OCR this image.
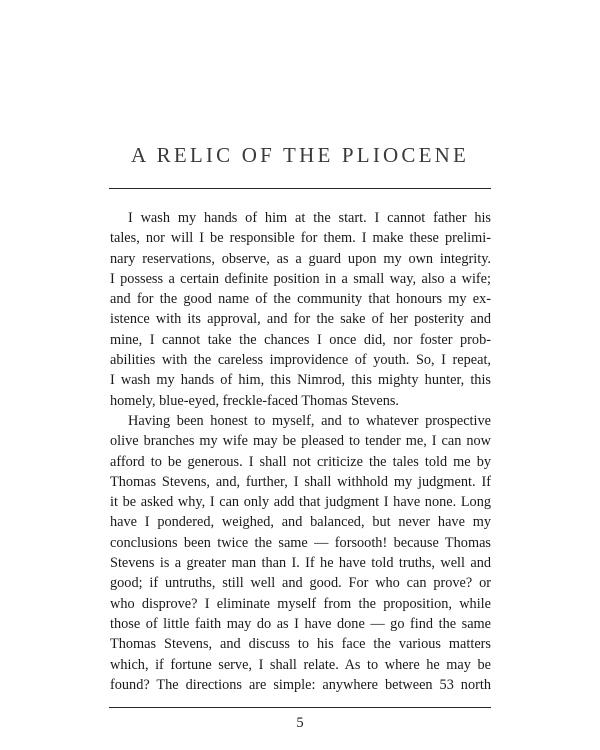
A RELIC OF THE PLIOCENE
I wash my hands of him at the start. I cannot father his
tales, nor will I be responsible for them. I make these prelimi-
nary reservations, observe, as a guard upon my own integrity.
I possess a certain definite position in a small way, also a wife;
and for the good name of the community that honours my ex-
istence with its approval, and for the sake of her posterity and
mine, I cannot take the chances I once did, nor foster prob-
abilities with the careless improvidence of youth. So, I repeat,
I wash my hands of him, this Nimrod, this mighty hunter, this
homely, blue-eyed, freckle-faced Thomas Stevens.
Having been honest to myself, and to whatever prospective
olive branches my wife may be pleased to tender me, I can now
afford to be generous. I shall not criticize the tales told me by
Thomas Stevens, and, further, I shall withhold my judgment. If
it be asked why, I can only add that judgment I have none. Long
have I pondered, weighed, and balanced, but never have my
conclusions been twice the same — forsooth! because Thomas
Stevens is a greater man than I. If he have told truths, well and
good; if untruths, still well and good. For who can prove? or
who disprove? I eliminate myself from the proposition, while
those of little faith may do as I have done — go find the same
Thomas Stevens, and discuss to his face the various matters
which, if fortune serve, I shall relate. As to where he may be
found? The directions are simple: anywhere between 53 north
5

· · · ·

Task directions
Go through the listing above and work out how many lines contain the string "been". Reply with the number alone.

Exercise response
2